Görevleriniz
1. H-6 haberinde "ABD, bombardıman uçağının" sözcüklerini içeren yerden başlayınız ve "taşıyacak şekilde yeniledi." sözcüklerinden sonra durarak bu bölümü harfi harfine yazıya geçiriniz.
2. H-6 haberine göre aşağıdaki ifadelerin her biri için evet ya da hayır deyiniz ve kararınızı belirleyen sözcükleri metinden aynen alıntılayınız: (a) ABD, bombardıman uçağının havalanmadan vurulması gerektiğini söylüyor. (b) Çin ordusu uçağı yalnızca konvansiyonel füzeler taşıyacak şekilde yeniledi. (c) Modernize edilmiş H-6'nın Amerikan üslerine doğrudan saldırı düzenleyebileceği belirtiliyor.

Metin bloğu
____
Çin, Soğuk Savaş'tan kalma uçağını yeniledi: Nükleer başlık taşıyabiliyor

ABD, bombardıman uçağının "havalanmadan vurulması gerektiğini" söylüyor.

Modernize edilmiş H-6'nın Amerikan üslerine doğrudan saldırı düzenleyebileceği belirtiliyor (Reuters)
Modernize edilmiş H-6'nın Amerikan üslerine doğrudan saldırı düzenleyebileceği belirtiliyor (Reuters)
TT

Çin, Soğuk Savaş'tan kalma uçağını yeniledi: Nükleer başlık taşıyabiliyor

Modernize edilmiş H-6'nın Amerikan üslerine doğrudan saldırı düzenleyebileceği belirtiliyor (Reuters)
Modernize edilmiş H-6'nın Amerikan üslerine doğrudan saldırı düzenleyebileceği belirtiliyor (Reuters)

Çin ordusu, Soğuk Savaş'tan kalma bombardıman uçağını, nükleer başlıklı balistik füzeler taşıyacak şekilde yeniledi.
____
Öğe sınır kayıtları
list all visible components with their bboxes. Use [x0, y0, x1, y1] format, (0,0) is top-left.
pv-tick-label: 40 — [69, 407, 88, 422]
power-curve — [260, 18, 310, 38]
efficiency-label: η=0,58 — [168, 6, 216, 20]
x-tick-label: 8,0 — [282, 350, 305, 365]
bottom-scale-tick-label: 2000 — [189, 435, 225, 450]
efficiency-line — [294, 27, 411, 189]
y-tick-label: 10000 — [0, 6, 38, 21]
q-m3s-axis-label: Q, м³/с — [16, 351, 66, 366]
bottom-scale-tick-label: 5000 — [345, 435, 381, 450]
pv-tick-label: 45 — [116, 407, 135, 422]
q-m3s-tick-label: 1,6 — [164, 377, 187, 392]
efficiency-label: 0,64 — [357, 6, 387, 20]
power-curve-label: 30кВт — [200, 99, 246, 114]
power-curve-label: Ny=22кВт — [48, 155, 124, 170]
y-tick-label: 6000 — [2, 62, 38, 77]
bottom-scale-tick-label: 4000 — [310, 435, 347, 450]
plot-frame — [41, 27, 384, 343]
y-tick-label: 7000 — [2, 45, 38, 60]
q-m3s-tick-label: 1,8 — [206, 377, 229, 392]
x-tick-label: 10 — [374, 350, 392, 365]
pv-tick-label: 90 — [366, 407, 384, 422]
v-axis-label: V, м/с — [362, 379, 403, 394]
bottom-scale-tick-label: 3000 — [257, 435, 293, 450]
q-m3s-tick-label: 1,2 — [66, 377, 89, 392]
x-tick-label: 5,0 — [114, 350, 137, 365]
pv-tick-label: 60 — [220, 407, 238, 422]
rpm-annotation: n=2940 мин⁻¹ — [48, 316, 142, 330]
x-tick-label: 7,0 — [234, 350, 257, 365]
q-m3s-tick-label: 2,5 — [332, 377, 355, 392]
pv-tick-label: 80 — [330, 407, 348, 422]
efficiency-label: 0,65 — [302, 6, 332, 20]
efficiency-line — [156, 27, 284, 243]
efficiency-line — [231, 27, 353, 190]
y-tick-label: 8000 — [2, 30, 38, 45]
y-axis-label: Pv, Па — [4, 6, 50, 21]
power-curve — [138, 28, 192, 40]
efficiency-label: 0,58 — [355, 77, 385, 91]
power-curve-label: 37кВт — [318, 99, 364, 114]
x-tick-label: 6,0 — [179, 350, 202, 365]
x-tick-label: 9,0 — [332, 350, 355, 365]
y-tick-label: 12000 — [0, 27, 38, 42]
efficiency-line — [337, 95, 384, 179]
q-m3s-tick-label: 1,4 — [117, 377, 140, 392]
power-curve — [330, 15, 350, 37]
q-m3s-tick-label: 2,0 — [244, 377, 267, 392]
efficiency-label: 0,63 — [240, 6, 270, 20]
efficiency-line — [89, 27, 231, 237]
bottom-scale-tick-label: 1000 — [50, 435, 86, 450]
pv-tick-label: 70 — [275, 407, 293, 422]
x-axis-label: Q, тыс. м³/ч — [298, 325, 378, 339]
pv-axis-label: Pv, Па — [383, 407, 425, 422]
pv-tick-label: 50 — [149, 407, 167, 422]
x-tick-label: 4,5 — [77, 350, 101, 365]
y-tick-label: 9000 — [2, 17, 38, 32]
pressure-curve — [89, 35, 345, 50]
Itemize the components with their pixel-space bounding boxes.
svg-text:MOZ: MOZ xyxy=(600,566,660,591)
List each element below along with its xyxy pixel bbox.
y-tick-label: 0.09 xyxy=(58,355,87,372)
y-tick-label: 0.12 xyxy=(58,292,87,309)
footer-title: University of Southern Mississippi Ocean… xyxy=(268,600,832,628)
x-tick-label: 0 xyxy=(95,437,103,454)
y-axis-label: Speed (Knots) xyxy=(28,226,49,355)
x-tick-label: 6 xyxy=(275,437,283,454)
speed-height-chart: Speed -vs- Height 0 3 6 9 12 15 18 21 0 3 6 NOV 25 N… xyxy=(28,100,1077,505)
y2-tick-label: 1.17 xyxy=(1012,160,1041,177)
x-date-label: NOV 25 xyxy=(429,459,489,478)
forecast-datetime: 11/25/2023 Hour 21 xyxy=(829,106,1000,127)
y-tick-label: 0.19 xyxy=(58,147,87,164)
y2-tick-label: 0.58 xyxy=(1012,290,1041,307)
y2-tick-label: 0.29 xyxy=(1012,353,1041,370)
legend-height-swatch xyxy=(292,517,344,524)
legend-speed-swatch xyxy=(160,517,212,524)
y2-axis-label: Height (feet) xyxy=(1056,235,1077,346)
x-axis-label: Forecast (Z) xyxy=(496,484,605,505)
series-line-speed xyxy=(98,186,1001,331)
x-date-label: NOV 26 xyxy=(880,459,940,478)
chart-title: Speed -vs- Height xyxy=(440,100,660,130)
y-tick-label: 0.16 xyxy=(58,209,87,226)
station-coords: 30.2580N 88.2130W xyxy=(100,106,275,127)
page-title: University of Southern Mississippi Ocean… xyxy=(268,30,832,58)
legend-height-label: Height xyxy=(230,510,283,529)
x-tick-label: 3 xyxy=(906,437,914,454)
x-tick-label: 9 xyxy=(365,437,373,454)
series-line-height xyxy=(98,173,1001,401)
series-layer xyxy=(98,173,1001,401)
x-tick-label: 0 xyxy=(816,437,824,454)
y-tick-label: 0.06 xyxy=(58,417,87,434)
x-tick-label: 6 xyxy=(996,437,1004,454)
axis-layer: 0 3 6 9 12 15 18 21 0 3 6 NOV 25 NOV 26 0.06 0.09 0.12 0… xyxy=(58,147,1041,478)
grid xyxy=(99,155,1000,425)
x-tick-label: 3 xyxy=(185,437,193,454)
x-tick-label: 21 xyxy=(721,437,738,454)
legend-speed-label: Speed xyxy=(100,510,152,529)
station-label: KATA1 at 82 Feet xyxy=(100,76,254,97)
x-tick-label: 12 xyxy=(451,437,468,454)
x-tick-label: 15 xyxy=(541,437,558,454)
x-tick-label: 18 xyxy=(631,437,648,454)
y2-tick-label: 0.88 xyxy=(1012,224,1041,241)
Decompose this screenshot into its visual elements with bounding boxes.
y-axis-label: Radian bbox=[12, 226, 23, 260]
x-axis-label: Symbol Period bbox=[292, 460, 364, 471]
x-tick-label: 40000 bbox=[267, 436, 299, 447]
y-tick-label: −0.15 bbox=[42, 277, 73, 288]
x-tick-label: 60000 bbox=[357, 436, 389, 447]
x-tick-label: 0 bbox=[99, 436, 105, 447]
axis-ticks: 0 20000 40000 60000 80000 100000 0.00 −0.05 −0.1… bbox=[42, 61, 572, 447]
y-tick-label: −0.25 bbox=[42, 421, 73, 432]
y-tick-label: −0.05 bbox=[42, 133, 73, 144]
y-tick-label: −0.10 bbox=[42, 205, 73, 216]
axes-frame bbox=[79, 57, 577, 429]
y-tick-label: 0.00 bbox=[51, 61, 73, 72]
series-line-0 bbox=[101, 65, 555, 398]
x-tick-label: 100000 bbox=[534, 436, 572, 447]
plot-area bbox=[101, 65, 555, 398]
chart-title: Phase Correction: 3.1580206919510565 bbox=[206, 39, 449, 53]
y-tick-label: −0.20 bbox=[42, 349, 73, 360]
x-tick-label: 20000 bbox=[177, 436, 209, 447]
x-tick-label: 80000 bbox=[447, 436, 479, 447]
____
Eksiksiz yanıtlar
1.
ABD, bombardıman uçağının "havalanmadan vurulması gerektiğini" söylüyor.

Modernize edilmiş H-6'nın Amerikan üslerine doğrudan saldırı düzenleyebileceği belirtiliyor (Reuters)
Modernize edilmiş H-6'nın Amerikan üslerine doğrudan saldırı düzenleyebileceği belirtiliyor (Reuters)
TT

Çin, Soğuk Savaş'tan kalma uçağını yeniledi: Nükleer başlık taşıyabiliyor

Modernize edilmiş H-6'nın Amerikan üslerine doğrudan saldırı düzenleyebileceği belirtiliyor (Reuters)
Modernize edilmiş H-6'nın Amerikan üslerine doğrudan saldırı düzenleyebileceği belirtiliyor (Reuters)

Çin ordusu, Soğuk Savaş'tan kalma bombardıman uçağını, nükleer başlıklı balistik füzeler taşıyacak şekilde yeniledi.

2.
(a) Evet: “ABD, bombardıman uçağının "havalanmadan vurulması gerektiğini" söylüyor.”
(b) Hayır: “nükleer başlıklı balistik füzeler taşıyacak şekilde yeniledi”
(c) Evet: “Modernize edilmiş H-6'nın Amerikan üslerine doğrudan saldırı düzenleyebileceği belirtiliyor”